>> begin Data excerpts

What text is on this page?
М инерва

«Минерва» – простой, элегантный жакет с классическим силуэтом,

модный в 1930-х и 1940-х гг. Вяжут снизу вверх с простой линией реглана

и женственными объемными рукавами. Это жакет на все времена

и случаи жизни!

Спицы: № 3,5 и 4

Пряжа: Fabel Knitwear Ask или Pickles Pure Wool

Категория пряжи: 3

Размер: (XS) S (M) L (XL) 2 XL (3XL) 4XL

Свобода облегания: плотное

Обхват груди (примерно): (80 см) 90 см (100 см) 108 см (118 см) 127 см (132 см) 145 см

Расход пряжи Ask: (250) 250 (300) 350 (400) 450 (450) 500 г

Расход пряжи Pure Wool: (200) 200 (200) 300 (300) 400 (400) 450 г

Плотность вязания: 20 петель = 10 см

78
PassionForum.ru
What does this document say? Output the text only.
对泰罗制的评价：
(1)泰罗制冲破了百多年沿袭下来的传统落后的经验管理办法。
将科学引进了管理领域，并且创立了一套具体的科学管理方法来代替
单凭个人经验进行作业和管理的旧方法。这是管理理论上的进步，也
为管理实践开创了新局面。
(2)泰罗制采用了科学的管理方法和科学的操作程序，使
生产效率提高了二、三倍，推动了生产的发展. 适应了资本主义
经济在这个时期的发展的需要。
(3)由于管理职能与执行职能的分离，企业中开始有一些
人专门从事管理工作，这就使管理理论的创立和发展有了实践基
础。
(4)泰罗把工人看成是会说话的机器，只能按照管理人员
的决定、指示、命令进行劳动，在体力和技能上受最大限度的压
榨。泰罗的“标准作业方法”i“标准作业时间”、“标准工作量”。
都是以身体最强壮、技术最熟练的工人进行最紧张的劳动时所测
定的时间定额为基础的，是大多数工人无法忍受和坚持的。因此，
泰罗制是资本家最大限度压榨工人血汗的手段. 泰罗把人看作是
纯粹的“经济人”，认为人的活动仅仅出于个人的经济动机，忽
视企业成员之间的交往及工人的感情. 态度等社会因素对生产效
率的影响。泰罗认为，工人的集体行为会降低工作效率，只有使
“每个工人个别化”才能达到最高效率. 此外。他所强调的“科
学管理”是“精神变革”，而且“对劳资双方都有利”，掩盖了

>> end Data excerpts

» **What needs to be done**
Copy all lines in the listing above where the string "жакет" appears.

» **Result of the task**
«Минерва» – простой, элегантный жакет с классическим силуэтом,
и женственными объемными рукавами. Это жакет на все времена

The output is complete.